"""

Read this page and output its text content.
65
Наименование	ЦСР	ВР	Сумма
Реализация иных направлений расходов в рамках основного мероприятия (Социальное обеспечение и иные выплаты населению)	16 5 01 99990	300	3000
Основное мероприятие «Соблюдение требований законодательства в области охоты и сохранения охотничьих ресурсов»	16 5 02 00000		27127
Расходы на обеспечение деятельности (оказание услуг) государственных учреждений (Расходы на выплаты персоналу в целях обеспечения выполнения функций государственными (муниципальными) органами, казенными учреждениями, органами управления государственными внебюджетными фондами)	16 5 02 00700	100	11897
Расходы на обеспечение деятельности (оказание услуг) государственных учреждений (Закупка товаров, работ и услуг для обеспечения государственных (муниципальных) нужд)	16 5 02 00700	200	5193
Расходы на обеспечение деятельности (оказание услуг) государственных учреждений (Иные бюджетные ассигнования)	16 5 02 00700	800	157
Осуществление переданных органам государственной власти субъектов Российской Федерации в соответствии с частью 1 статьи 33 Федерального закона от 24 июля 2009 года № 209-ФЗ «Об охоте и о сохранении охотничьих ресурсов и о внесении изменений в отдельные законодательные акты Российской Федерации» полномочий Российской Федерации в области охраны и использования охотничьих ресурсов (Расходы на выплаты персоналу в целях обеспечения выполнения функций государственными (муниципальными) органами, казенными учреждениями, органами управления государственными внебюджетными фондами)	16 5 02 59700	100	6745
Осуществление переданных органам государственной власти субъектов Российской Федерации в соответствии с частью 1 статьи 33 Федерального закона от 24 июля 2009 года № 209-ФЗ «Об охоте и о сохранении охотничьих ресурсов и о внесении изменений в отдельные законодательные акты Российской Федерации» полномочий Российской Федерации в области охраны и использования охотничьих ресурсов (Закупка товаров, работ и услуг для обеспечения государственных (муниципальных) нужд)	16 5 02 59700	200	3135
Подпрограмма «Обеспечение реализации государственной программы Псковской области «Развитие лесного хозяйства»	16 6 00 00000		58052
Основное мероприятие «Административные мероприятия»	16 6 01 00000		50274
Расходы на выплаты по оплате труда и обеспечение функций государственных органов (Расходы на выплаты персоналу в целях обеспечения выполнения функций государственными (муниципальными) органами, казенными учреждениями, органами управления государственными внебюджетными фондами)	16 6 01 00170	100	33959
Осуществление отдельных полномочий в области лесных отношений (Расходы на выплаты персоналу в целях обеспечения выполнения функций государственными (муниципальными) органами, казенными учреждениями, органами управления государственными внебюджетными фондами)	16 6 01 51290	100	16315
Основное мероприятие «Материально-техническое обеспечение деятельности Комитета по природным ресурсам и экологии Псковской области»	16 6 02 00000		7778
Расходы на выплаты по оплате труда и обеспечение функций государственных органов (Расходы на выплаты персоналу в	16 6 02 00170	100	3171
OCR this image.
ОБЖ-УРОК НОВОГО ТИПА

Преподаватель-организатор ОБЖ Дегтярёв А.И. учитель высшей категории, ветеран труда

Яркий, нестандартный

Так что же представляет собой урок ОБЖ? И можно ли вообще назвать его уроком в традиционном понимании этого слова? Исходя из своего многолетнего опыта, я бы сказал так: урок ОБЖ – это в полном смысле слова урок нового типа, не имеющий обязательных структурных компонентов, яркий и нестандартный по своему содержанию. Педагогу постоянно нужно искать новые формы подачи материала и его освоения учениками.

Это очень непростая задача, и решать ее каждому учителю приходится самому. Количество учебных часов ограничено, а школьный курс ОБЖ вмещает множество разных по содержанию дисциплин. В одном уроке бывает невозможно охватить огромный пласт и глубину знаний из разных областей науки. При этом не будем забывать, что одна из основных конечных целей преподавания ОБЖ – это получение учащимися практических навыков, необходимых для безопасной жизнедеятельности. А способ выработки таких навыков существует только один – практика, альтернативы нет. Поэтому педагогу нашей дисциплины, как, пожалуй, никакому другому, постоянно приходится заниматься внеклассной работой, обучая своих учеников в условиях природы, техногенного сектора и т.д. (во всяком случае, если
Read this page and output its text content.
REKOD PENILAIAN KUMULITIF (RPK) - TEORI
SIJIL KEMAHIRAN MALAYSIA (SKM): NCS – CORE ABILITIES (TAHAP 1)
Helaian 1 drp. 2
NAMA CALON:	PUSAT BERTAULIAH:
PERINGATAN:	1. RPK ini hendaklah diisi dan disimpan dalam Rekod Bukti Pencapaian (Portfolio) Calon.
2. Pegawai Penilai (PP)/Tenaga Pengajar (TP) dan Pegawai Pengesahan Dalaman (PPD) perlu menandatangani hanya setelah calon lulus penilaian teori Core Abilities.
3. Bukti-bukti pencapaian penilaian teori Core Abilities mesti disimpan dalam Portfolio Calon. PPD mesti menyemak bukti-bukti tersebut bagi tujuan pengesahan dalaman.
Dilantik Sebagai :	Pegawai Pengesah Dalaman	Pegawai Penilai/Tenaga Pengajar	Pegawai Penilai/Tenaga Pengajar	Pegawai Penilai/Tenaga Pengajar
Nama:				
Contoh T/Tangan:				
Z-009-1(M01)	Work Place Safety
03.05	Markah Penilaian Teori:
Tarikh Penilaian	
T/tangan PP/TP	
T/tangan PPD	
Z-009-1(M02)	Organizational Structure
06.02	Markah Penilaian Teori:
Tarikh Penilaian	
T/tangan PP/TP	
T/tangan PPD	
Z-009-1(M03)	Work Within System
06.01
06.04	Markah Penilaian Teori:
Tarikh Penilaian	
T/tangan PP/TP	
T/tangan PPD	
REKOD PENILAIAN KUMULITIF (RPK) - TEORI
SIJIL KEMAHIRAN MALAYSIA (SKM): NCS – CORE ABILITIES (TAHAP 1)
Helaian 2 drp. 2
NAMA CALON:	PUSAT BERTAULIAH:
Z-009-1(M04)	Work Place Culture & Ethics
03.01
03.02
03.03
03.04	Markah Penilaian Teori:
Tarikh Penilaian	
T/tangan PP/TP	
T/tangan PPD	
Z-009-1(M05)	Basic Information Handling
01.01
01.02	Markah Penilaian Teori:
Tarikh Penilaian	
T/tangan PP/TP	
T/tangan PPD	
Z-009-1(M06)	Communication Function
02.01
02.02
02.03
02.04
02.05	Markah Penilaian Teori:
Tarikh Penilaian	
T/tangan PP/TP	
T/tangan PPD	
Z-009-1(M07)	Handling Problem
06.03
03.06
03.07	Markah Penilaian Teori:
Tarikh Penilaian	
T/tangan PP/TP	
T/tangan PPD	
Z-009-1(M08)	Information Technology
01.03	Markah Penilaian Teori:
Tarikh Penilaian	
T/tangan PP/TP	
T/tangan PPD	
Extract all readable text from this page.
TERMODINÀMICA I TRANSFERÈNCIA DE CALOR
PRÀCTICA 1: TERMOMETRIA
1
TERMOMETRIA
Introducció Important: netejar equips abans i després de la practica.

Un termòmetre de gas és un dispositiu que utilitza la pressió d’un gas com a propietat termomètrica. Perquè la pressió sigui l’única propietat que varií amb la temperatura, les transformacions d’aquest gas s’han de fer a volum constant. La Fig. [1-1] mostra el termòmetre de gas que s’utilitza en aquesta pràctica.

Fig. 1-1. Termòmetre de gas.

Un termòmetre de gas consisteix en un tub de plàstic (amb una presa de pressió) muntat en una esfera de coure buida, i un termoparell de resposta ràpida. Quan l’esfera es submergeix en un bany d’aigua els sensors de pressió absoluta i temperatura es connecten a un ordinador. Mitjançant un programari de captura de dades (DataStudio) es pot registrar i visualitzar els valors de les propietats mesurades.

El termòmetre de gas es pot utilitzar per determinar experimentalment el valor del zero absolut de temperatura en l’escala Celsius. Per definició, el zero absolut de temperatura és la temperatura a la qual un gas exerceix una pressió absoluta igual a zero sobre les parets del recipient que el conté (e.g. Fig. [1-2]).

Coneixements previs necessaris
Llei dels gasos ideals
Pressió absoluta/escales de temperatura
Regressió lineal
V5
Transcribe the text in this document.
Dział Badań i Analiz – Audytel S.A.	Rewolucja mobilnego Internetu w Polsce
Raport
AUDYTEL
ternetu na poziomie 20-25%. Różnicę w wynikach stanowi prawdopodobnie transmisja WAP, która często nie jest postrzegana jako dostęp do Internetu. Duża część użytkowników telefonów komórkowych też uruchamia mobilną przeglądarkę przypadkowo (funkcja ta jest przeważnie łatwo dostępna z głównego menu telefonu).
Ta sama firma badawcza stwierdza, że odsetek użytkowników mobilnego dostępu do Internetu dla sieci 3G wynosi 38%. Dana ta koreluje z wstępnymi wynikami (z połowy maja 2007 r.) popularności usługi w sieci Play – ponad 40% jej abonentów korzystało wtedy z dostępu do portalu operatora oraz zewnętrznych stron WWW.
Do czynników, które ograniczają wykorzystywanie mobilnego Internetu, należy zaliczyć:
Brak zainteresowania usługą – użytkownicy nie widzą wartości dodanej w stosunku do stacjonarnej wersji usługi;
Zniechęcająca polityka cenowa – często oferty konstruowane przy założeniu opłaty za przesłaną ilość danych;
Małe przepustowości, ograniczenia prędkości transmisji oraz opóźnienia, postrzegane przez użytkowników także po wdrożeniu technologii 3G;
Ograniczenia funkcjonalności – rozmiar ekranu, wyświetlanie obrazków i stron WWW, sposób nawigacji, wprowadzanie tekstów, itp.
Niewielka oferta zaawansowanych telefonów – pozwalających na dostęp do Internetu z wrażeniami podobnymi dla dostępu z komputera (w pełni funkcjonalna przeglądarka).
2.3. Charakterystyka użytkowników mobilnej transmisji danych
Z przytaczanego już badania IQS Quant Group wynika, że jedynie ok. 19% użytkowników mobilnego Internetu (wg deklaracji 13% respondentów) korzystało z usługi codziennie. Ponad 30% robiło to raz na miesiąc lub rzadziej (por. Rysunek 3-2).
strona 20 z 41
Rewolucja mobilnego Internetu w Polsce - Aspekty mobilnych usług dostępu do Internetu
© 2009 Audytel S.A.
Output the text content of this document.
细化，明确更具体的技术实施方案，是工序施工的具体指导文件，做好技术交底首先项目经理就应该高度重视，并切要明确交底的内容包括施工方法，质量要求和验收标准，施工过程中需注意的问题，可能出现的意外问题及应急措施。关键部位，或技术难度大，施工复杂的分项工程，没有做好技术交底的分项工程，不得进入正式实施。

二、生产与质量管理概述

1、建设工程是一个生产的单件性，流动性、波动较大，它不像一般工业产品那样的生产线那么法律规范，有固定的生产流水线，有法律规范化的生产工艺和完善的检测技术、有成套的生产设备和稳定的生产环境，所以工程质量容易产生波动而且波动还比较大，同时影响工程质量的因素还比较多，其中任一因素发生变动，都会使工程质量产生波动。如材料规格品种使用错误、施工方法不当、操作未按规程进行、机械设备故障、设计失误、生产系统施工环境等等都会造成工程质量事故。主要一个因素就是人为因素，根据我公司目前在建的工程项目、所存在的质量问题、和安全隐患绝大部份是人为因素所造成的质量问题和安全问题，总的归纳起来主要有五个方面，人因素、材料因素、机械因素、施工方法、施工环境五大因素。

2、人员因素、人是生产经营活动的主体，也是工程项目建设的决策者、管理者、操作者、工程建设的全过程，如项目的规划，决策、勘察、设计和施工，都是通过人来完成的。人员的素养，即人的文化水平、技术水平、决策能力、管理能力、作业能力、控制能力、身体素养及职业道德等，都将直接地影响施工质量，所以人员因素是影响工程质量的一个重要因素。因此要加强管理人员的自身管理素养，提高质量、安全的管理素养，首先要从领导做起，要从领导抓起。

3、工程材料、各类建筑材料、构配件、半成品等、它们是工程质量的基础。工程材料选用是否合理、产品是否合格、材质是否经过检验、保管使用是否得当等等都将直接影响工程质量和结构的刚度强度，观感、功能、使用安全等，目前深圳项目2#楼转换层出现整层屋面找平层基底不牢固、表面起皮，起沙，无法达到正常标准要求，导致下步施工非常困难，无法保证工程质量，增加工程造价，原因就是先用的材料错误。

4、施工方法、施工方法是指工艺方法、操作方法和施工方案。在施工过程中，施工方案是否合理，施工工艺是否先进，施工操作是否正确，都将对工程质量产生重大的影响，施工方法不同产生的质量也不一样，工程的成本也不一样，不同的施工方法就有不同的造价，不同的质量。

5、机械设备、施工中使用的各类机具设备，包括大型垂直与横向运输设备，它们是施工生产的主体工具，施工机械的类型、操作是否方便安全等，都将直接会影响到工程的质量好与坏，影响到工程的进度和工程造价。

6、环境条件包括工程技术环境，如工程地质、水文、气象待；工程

"""

What you have to do
From the data above, copy out every line with the string "Закупка" in it.

Solution to this task
Расходы на обеспечение деятельности (оказание услуг) государственных учреждений (Закупка товаров, работ и услуг для обеспечения государственных (муниципальных) нужд)	16 5 02 00700	200	5193
Осуществление переданных органам государственной власти субъектов Российской Федерации в соответствии с частью 1 статьи 33 Федерального закона от 24 июля 2009 года № 209-ФЗ «Об охоте и о сохранении охотничьих ресурсов и о внесении изменений в отдельные законодательные акты Российской Федерации» полномочий Российской Федерации в области охраны и использования охотничьих ресурсов (Закупка товаров, работ и услуг для обеспечения государственных (муниципальных) нужд)	16 5 02 59700	200	3135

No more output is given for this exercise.